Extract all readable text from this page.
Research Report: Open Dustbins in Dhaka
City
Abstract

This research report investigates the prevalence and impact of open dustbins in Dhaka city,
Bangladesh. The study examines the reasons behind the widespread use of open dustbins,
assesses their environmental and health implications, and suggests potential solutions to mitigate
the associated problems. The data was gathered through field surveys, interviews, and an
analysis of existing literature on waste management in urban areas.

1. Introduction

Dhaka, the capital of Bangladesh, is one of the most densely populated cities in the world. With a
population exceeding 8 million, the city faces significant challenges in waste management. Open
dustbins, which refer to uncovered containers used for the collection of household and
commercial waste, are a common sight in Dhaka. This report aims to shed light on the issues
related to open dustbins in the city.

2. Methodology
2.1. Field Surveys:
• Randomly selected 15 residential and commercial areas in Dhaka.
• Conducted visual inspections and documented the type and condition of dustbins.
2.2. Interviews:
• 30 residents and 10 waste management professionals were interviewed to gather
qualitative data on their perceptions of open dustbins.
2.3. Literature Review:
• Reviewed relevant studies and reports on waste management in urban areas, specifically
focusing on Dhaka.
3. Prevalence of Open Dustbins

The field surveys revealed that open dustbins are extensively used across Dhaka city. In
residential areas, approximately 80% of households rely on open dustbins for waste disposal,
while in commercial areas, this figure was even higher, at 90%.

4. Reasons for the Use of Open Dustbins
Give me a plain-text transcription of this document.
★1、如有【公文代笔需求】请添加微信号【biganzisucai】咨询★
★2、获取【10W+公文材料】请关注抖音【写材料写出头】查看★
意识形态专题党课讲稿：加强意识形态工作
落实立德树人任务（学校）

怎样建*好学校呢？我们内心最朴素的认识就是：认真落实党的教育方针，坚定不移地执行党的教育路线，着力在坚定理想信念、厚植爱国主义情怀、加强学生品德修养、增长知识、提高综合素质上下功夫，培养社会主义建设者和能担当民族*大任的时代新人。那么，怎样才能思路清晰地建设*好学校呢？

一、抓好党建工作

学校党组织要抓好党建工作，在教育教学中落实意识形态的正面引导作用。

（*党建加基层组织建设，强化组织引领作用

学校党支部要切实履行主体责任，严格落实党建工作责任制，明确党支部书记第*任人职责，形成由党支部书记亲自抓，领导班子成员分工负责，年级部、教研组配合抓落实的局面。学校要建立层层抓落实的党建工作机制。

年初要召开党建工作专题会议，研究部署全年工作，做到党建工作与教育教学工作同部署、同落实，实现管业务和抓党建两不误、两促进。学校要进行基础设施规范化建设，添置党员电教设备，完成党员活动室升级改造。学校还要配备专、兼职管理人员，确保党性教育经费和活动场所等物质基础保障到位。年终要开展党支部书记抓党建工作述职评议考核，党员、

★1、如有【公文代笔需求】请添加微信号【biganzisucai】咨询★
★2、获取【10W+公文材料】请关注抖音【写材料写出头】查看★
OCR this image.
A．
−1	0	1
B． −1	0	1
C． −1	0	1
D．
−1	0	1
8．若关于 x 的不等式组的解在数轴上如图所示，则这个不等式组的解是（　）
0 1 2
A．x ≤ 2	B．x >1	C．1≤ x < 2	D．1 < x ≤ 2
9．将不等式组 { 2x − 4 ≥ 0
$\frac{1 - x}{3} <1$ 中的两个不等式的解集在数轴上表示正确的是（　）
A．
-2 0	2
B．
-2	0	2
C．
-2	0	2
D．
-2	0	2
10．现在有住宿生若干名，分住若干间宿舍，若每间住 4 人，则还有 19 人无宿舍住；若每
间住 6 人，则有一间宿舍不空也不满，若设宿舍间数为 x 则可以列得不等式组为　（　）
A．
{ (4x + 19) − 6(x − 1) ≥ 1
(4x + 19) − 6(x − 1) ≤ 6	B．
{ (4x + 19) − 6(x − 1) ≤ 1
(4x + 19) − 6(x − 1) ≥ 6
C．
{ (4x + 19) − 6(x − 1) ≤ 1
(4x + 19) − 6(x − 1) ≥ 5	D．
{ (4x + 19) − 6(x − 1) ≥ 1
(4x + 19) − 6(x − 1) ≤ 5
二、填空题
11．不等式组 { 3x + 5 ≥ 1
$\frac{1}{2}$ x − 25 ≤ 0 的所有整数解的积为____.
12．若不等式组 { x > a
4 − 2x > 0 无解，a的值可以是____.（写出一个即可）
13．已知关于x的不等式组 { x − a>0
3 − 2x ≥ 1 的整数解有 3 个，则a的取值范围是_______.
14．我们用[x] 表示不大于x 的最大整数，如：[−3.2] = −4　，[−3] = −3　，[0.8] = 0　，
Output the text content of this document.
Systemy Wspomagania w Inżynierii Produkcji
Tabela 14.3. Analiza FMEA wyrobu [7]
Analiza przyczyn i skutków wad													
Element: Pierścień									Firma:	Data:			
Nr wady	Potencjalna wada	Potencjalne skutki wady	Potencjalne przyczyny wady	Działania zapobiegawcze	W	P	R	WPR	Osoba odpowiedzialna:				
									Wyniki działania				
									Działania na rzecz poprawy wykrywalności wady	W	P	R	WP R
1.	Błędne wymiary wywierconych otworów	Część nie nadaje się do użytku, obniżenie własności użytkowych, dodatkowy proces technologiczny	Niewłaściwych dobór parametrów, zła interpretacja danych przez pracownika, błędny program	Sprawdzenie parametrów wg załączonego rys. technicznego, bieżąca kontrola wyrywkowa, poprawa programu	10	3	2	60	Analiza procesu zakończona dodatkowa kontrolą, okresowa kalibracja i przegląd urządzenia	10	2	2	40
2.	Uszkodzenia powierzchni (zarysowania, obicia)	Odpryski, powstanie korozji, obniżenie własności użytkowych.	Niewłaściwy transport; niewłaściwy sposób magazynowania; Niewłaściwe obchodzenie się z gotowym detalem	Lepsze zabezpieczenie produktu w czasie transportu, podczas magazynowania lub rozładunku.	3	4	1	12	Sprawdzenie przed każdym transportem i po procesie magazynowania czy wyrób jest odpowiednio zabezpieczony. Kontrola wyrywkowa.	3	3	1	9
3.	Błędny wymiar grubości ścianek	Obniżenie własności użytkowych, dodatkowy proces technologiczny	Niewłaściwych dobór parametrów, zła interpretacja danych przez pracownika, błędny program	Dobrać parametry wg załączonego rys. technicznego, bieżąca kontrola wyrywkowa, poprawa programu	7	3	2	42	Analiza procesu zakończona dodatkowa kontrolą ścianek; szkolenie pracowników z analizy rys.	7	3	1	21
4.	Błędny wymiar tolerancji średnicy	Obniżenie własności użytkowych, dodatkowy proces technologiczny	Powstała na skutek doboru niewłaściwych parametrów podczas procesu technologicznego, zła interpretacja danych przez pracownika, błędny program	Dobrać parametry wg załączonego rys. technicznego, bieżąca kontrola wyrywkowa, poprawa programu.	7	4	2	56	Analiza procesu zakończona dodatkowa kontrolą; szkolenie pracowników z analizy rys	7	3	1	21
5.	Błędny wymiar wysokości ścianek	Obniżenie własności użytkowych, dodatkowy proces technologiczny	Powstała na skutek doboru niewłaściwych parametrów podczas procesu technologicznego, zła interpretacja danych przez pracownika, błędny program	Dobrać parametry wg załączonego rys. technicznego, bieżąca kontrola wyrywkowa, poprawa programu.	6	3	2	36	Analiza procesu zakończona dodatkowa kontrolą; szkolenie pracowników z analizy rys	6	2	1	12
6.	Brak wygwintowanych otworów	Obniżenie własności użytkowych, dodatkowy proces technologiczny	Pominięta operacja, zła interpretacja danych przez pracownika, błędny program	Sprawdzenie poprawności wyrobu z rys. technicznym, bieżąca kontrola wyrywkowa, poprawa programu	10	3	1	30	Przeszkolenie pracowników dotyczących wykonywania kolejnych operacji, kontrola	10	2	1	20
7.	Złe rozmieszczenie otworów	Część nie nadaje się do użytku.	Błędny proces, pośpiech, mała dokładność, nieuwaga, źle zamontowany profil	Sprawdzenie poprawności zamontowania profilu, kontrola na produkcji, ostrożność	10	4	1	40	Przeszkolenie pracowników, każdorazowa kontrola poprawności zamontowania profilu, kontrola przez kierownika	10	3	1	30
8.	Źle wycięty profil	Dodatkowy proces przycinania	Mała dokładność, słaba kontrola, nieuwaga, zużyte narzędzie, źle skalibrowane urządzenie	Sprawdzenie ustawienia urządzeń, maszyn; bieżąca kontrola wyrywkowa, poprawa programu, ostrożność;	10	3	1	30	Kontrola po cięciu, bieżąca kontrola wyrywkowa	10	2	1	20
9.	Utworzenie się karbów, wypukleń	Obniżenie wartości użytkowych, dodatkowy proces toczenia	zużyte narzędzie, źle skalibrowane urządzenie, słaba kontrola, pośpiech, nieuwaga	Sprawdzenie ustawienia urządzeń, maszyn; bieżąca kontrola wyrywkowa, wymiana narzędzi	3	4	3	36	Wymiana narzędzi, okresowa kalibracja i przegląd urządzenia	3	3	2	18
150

• [EXERCISE]:
Looking at the entries above, how many lines contain the word "profil"? Answer with the number alone.

• [RIGHT ANSWER]:
2